━━━ Record excerpts

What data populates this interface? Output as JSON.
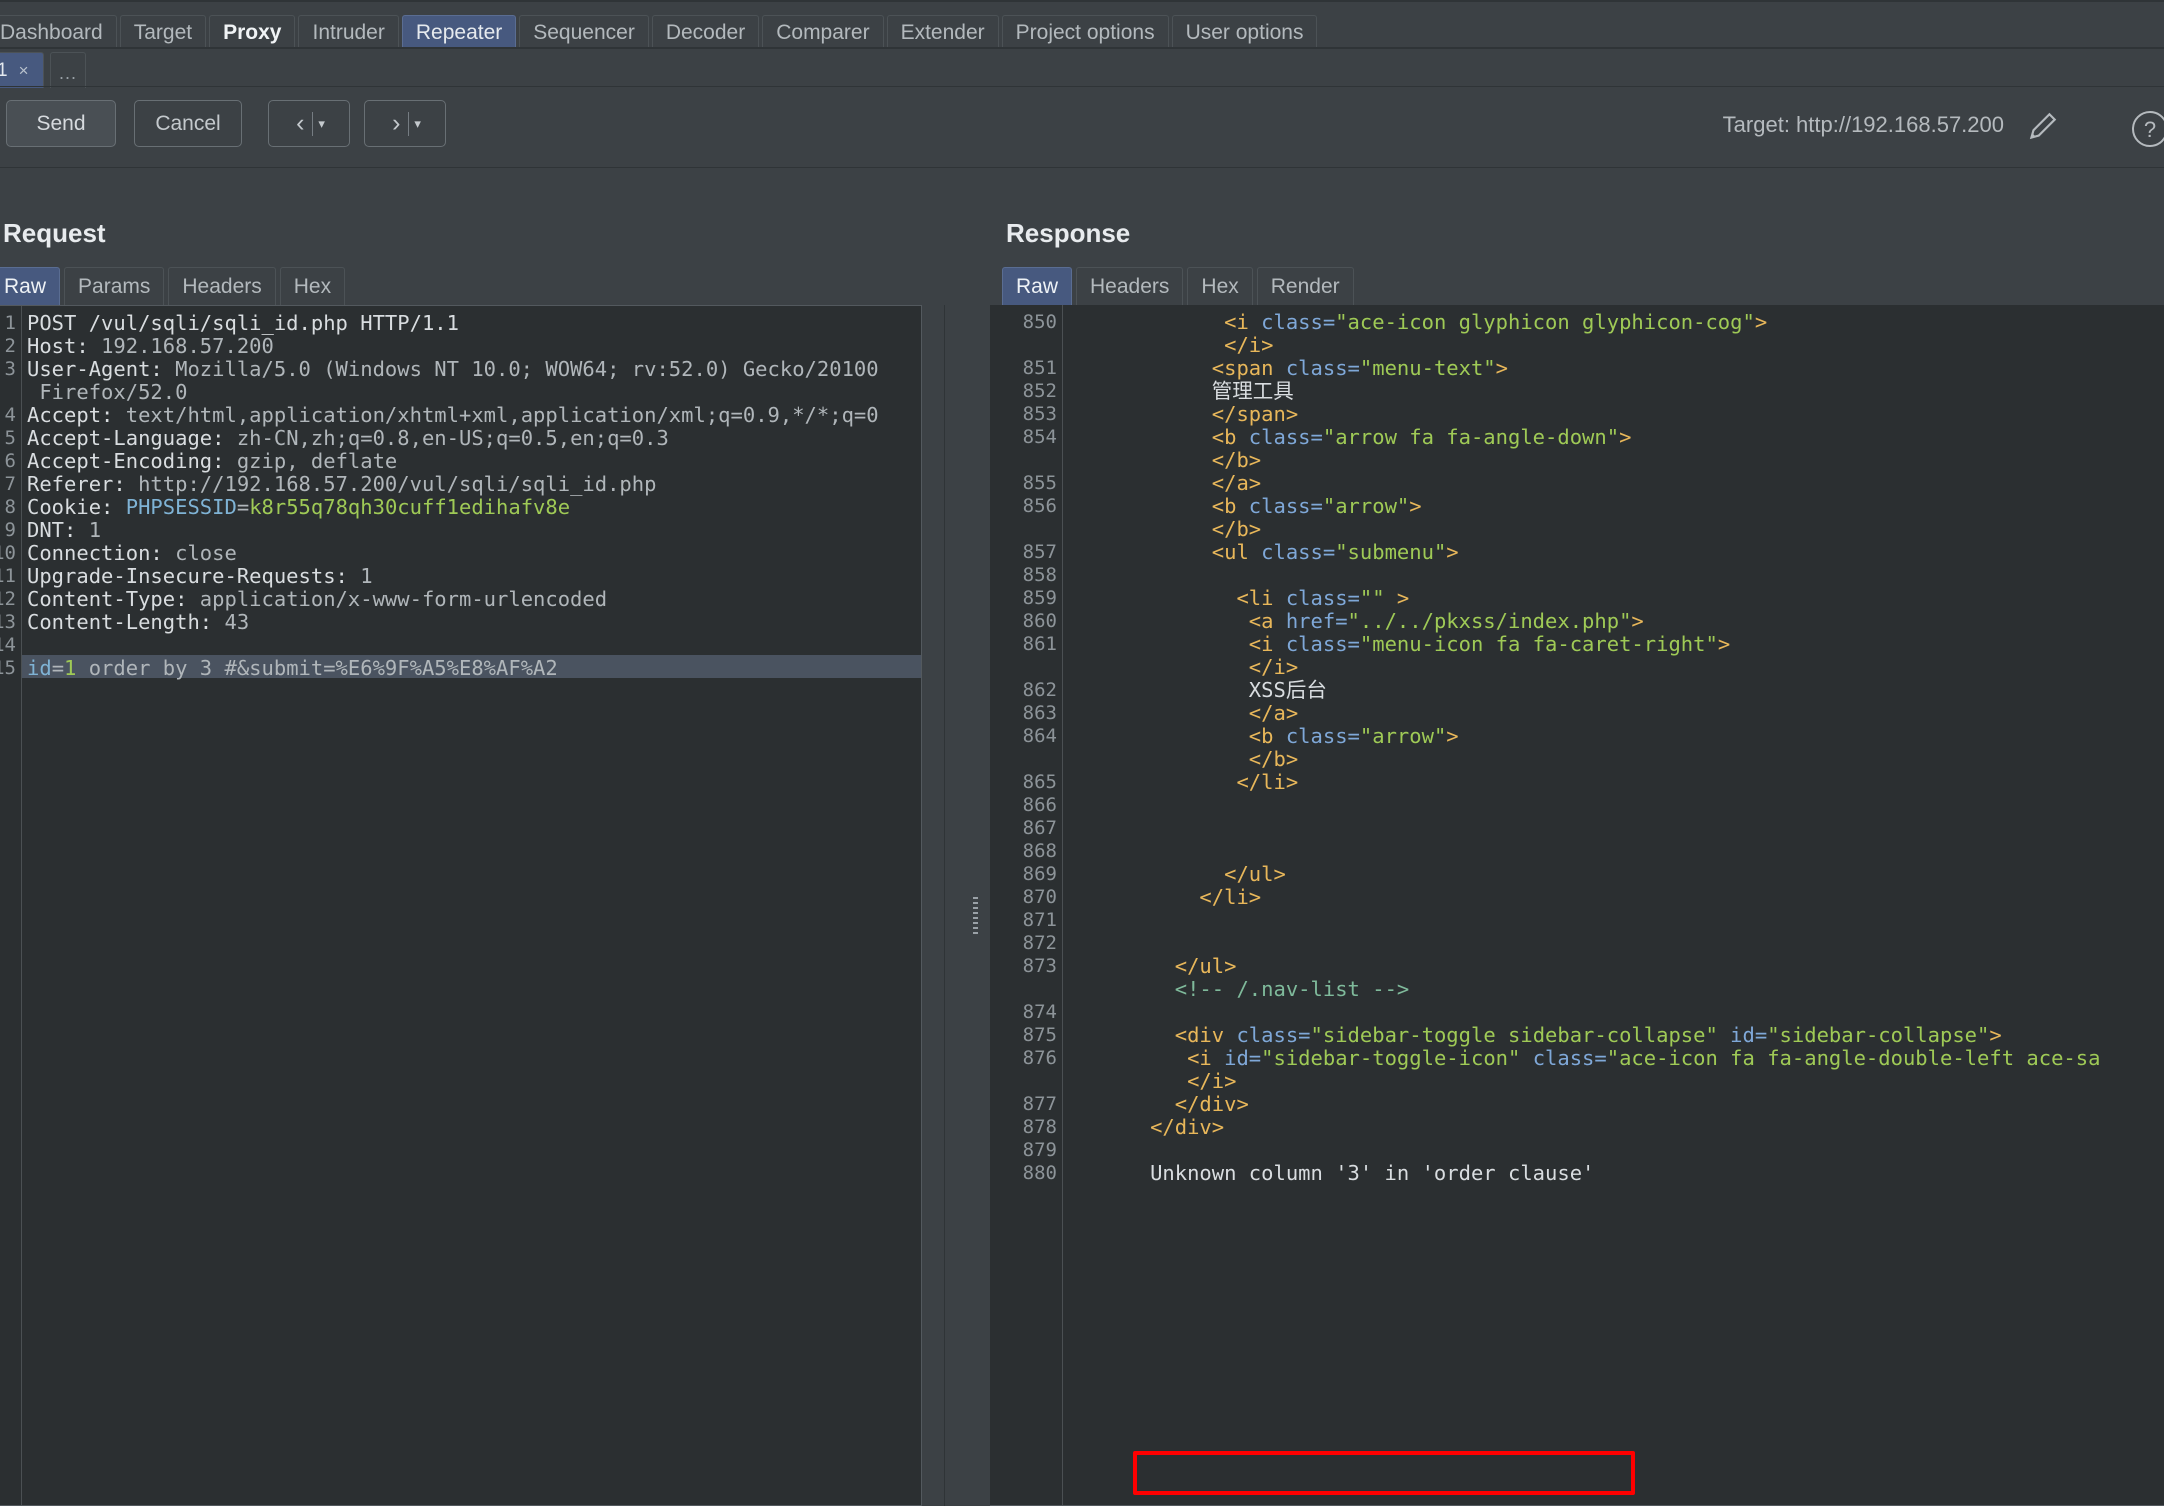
{
  "app": {
    "main_tabs": [
      {
        "label": "Dashboard",
        "selected": false,
        "bold": false
      },
      {
        "label": "Target",
        "selected": false,
        "bold": false
      },
      {
        "label": "Proxy",
        "selected": false,
        "bold": true
      },
      {
        "label": "Intruder",
        "selected": false,
        "bold": false
      },
      {
        "label": "Repeater",
        "selected": true,
        "bold": false
      },
      {
        "label": "Sequencer",
        "selected": false,
        "bold": false
      },
      {
        "label": "Decoder",
        "selected": false,
        "bold": false
      },
      {
        "label": "Comparer",
        "selected": false,
        "bold": false
      },
      {
        "label": "Extender",
        "selected": false,
        "bold": false
      },
      {
        "label": "Project options",
        "selected": false,
        "bold": false
      },
      {
        "label": "User options",
        "selected": false,
        "bold": false
      }
    ]
  },
  "repeater_tabs": {
    "active": "1",
    "close_label": "×",
    "add_label": "..."
  },
  "toolbar": {
    "send_label": "Send",
    "cancel_label": "Cancel",
    "back_chevron": "‹",
    "forward_chevron": "›",
    "caret": "▾",
    "target_label": "Target: http://192.168.57.200"
  },
  "request": {
    "title": "Request",
    "tabs": [
      {
        "label": "Raw",
        "selected": true
      },
      {
        "label": "Params",
        "selected": false
      },
      {
        "label": "Headers",
        "selected": false
      },
      {
        "label": "Hex",
        "selected": false
      }
    ],
    "highlighted_line": 15,
    "lines": [
      {
        "n": "1",
        "segs": [
          {
            "t": "POST /vul/sqli/sqli_id.php HTTP/1.1",
            "c": "t-white"
          }
        ]
      },
      {
        "n": "2",
        "segs": [
          {
            "t": "Host: ",
            "c": "t-hdr"
          },
          {
            "t": "192.168.57.200",
            "c": "t-val"
          }
        ]
      },
      {
        "n": "3",
        "segs": [
          {
            "t": "User-Agent: ",
            "c": "t-hdr"
          },
          {
            "t": "Mozilla/5.0 (Windows NT 10.0; WOW64; rv:52.0) Gecko/20100",
            "c": "t-val"
          }
        ]
      },
      {
        "n": "",
        "segs": [
          {
            "t": " Firefox/52.0",
            "c": "t-val"
          }
        ]
      },
      {
        "n": "4",
        "segs": [
          {
            "t": "Accept: ",
            "c": "t-hdr"
          },
          {
            "t": "text/html,application/xhtml+xml,application/xml;q=0.9,*/*;q=0",
            "c": "t-val"
          }
        ]
      },
      {
        "n": "5",
        "segs": [
          {
            "t": "Accept-Language: ",
            "c": "t-hdr"
          },
          {
            "t": "zh-CN,zh;q=0.8,en-US;q=0.5,en;q=0.3",
            "c": "t-val"
          }
        ]
      },
      {
        "n": "6",
        "segs": [
          {
            "t": "Accept-Encoding: ",
            "c": "t-hdr"
          },
          {
            "t": "gzip, deflate",
            "c": "t-val"
          }
        ]
      },
      {
        "n": "7",
        "segs": [
          {
            "t": "Referer: ",
            "c": "t-hdr"
          },
          {
            "t": "http://192.168.57.200/vul/sqli/sqli_id.php",
            "c": "t-val"
          }
        ]
      },
      {
        "n": "8",
        "segs": [
          {
            "t": "Cookie: ",
            "c": "t-hdr"
          },
          {
            "t": "PHPSESSID",
            "c": "t-blue"
          },
          {
            "t": "=",
            "c": "t-val"
          },
          {
            "t": "k8r55q78qh30cuff1edihafv8e",
            "c": "t-green"
          }
        ]
      },
      {
        "n": "9",
        "segs": [
          {
            "t": "DNT: ",
            "c": "t-hdr"
          },
          {
            "t": "1",
            "c": "t-val"
          }
        ]
      },
      {
        "n": "10",
        "segs": [
          {
            "t": "Connection: ",
            "c": "t-hdr"
          },
          {
            "t": "close",
            "c": "t-val"
          }
        ]
      },
      {
        "n": "11",
        "segs": [
          {
            "t": "Upgrade-Insecure-Requests: ",
            "c": "t-hdr"
          },
          {
            "t": "1",
            "c": "t-val"
          }
        ]
      },
      {
        "n": "12",
        "segs": [
          {
            "t": "Content-Type: ",
            "c": "t-hdr"
          },
          {
            "t": "application/x-www-form-urlencoded",
            "c": "t-val"
          }
        ]
      },
      {
        "n": "13",
        "segs": [
          {
            "t": "Content-Length: ",
            "c": "t-hdr"
          },
          {
            "t": "43",
            "c": "t-val"
          }
        ]
      },
      {
        "n": "14",
        "segs": [
          {
            "t": "",
            "c": "t-val"
          }
        ]
      },
      {
        "n": "15",
        "segs": [
          {
            "t": "id",
            "c": "t-blue"
          },
          {
            "t": "=",
            "c": "t-val"
          },
          {
            "t": "1",
            "c": "t-green"
          },
          {
            "t": " order by 3 #&submit=%E6%9F%A5%E8%AF%A2",
            "c": "t-val"
          }
        ]
      }
    ]
  },
  "response": {
    "title": "Response",
    "tabs": [
      {
        "label": "Raw",
        "selected": true
      },
      {
        "label": "Headers",
        "selected": false
      },
      {
        "label": "Hex",
        "selected": false
      },
      {
        "label": "Render",
        "selected": false
      }
    ],
    "error_annotation": "Unknown column '3' in 'order clause'",
    "error_annotation_color": "#ff0000",
    "lines": [
      {
        "n": "850",
        "segs": [
          {
            "t": "            ",
            "c": "r-txt"
          },
          {
            "t": "<i ",
            "c": "r-tag"
          },
          {
            "t": "class=",
            "c": "r-attr"
          },
          {
            "t": "\"ace-icon glyphicon glyphicon-cog\"",
            "c": "r-str"
          },
          {
            "t": ">",
            "c": "r-tag"
          }
        ]
      },
      {
        "n": "",
        "segs": [
          {
            "t": "            ",
            "c": "r-txt"
          },
          {
            "t": "</i>",
            "c": "r-tag"
          }
        ]
      },
      {
        "n": "851",
        "segs": [
          {
            "t": "           ",
            "c": "r-txt"
          },
          {
            "t": "<span ",
            "c": "r-tag"
          },
          {
            "t": "class=",
            "c": "r-attr"
          },
          {
            "t": "\"menu-text\"",
            "c": "r-str"
          },
          {
            "t": ">",
            "c": "r-tag"
          }
        ]
      },
      {
        "n": "852",
        "segs": [
          {
            "t": "           ",
            "c": "r-txt"
          },
          {
            "t": "管理工具",
            "c": "r-txt"
          }
        ]
      },
      {
        "n": "853",
        "segs": [
          {
            "t": "           ",
            "c": "r-txt"
          },
          {
            "t": "</span>",
            "c": "r-tag"
          }
        ]
      },
      {
        "n": "854",
        "segs": [
          {
            "t": "           ",
            "c": "r-txt"
          },
          {
            "t": "<b ",
            "c": "r-tag"
          },
          {
            "t": "class=",
            "c": "r-attr"
          },
          {
            "t": "\"arrow fa fa-angle-down\"",
            "c": "r-str"
          },
          {
            "t": ">",
            "c": "r-tag"
          }
        ]
      },
      {
        "n": "",
        "segs": [
          {
            "t": "           ",
            "c": "r-txt"
          },
          {
            "t": "</b>",
            "c": "r-tag"
          }
        ]
      },
      {
        "n": "855",
        "segs": [
          {
            "t": "           ",
            "c": "r-txt"
          },
          {
            "t": "</a>",
            "c": "r-tag"
          }
        ]
      },
      {
        "n": "856",
        "segs": [
          {
            "t": "           ",
            "c": "r-txt"
          },
          {
            "t": "<b ",
            "c": "r-tag"
          },
          {
            "t": "class=",
            "c": "r-attr"
          },
          {
            "t": "\"arrow\"",
            "c": "r-str"
          },
          {
            "t": ">",
            "c": "r-tag"
          }
        ]
      },
      {
        "n": "",
        "segs": [
          {
            "t": "           ",
            "c": "r-txt"
          },
          {
            "t": "</b>",
            "c": "r-tag"
          }
        ]
      },
      {
        "n": "857",
        "segs": [
          {
            "t": "           ",
            "c": "r-txt"
          },
          {
            "t": "<ul ",
            "c": "r-tag"
          },
          {
            "t": "class=",
            "c": "r-attr"
          },
          {
            "t": "\"submenu\"",
            "c": "r-str"
          },
          {
            "t": ">",
            "c": "r-tag"
          }
        ]
      },
      {
        "n": "858",
        "segs": [
          {
            "t": "",
            "c": "r-txt"
          }
        ]
      },
      {
        "n": "859",
        "segs": [
          {
            "t": "             ",
            "c": "r-txt"
          },
          {
            "t": "<li ",
            "c": "r-tag"
          },
          {
            "t": "class=",
            "c": "r-attr"
          },
          {
            "t": "\"\"",
            "c": "r-str"
          },
          {
            "t": " >",
            "c": "r-tag"
          }
        ]
      },
      {
        "n": "860",
        "segs": [
          {
            "t": "              ",
            "c": "r-txt"
          },
          {
            "t": "<a ",
            "c": "r-tag"
          },
          {
            "t": "href=",
            "c": "r-attr"
          },
          {
            "t": "\"../../pkxss/index.php\"",
            "c": "r-str"
          },
          {
            "t": ">",
            "c": "r-tag"
          }
        ]
      },
      {
        "n": "861",
        "segs": [
          {
            "t": "              ",
            "c": "r-txt"
          },
          {
            "t": "<i ",
            "c": "r-tag"
          },
          {
            "t": "class=",
            "c": "r-attr"
          },
          {
            "t": "\"menu-icon fa fa-caret-right\"",
            "c": "r-str"
          },
          {
            "t": ">",
            "c": "r-tag"
          }
        ]
      },
      {
        "n": "",
        "segs": [
          {
            "t": "              ",
            "c": "r-txt"
          },
          {
            "t": "</i>",
            "c": "r-tag"
          }
        ]
      },
      {
        "n": "862",
        "segs": [
          {
            "t": "              ",
            "c": "r-txt"
          },
          {
            "t": "XSS后台",
            "c": "r-txt"
          }
        ]
      },
      {
        "n": "863",
        "segs": [
          {
            "t": "              ",
            "c": "r-txt"
          },
          {
            "t": "</a>",
            "c": "r-tag"
          }
        ]
      },
      {
        "n": "864",
        "segs": [
          {
            "t": "              ",
            "c": "r-txt"
          },
          {
            "t": "<b ",
            "c": "r-tag"
          },
          {
            "t": "class=",
            "c": "r-attr"
          },
          {
            "t": "\"arrow\"",
            "c": "r-str"
          },
          {
            "t": ">",
            "c": "r-tag"
          }
        ]
      },
      {
        "n": "",
        "segs": [
          {
            "t": "              ",
            "c": "r-txt"
          },
          {
            "t": "</b>",
            "c": "r-tag"
          }
        ]
      },
      {
        "n": "865",
        "segs": [
          {
            "t": "             ",
            "c": "r-txt"
          },
          {
            "t": "</li>",
            "c": "r-tag"
          }
        ]
      },
      {
        "n": "866",
        "segs": [
          {
            "t": "",
            "c": "r-txt"
          }
        ]
      },
      {
        "n": "867",
        "segs": [
          {
            "t": "",
            "c": "r-txt"
          }
        ]
      },
      {
        "n": "868",
        "segs": [
          {
            "t": "",
            "c": "r-txt"
          }
        ]
      },
      {
        "n": "869",
        "segs": [
          {
            "t": "            ",
            "c": "r-txt"
          },
          {
            "t": "</ul>",
            "c": "r-tag"
          }
        ]
      },
      {
        "n": "870",
        "segs": [
          {
            "t": "          ",
            "c": "r-txt"
          },
          {
            "t": "</li>",
            "c": "r-tag"
          }
        ]
      },
      {
        "n": "871",
        "segs": [
          {
            "t": "",
            "c": "r-txt"
          }
        ]
      },
      {
        "n": "872",
        "segs": [
          {
            "t": "",
            "c": "r-txt"
          }
        ]
      },
      {
        "n": "873",
        "segs": [
          {
            "t": "        ",
            "c": "r-txt"
          },
          {
            "t": "</ul>",
            "c": "r-tag"
          }
        ]
      },
      {
        "n": "",
        "segs": [
          {
            "t": "        ",
            "c": "r-txt"
          },
          {
            "t": "<!-- /.nav-list -->",
            "c": "r-com"
          }
        ]
      },
      {
        "n": "874",
        "segs": [
          {
            "t": "",
            "c": "r-txt"
          }
        ]
      },
      {
        "n": "875",
        "segs": [
          {
            "t": "        ",
            "c": "r-txt"
          },
          {
            "t": "<div ",
            "c": "r-tag"
          },
          {
            "t": "class=",
            "c": "r-attr"
          },
          {
            "t": "\"sidebar-toggle sidebar-collapse\"",
            "c": "r-str"
          },
          {
            "t": " ",
            "c": "r-txt"
          },
          {
            "t": "id=",
            "c": "r-attr"
          },
          {
            "t": "\"sidebar-collapse\"",
            "c": "r-str"
          },
          {
            "t": ">",
            "c": "r-tag"
          }
        ]
      },
      {
        "n": "876",
        "segs": [
          {
            "t": "         ",
            "c": "r-txt"
          },
          {
            "t": "<i ",
            "c": "r-tag"
          },
          {
            "t": "id=",
            "c": "r-attr"
          },
          {
            "t": "\"sidebar-toggle-icon\"",
            "c": "r-str"
          },
          {
            "t": " ",
            "c": "r-txt"
          },
          {
            "t": "class=",
            "c": "r-attr"
          },
          {
            "t": "\"ace-icon fa fa-angle-double-left ace-sa",
            "c": "r-str"
          }
        ]
      },
      {
        "n": "",
        "segs": [
          {
            "t": "         ",
            "c": "r-txt"
          },
          {
            "t": "</i>",
            "c": "r-tag"
          }
        ]
      },
      {
        "n": "877",
        "segs": [
          {
            "t": "        ",
            "c": "r-txt"
          },
          {
            "t": "</div>",
            "c": "r-tag"
          }
        ]
      },
      {
        "n": "878",
        "segs": [
          {
            "t": "      ",
            "c": "r-txt"
          },
          {
            "t": "</div>",
            "c": "r-tag"
          }
        ]
      },
      {
        "n": "879",
        "segs": [
          {
            "t": "",
            "c": "r-txt"
          }
        ]
      },
      {
        "n": "880",
        "segs": [
          {
            "t": "      ",
            "c": "r-txt"
          },
          {
            "t": "Unknown column '3' in 'order clause'",
            "c": "r-txt"
          }
        ]
      }
    ]
  }
}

━━━━━━

What you need to do ::
Show every line from the entries above in which "clause" appears.

Reply to the exercise ::
    "error_annotation": "Unknown column '3' in 'order clause'",
            "t": "Unknown column '3' in 'order clause'",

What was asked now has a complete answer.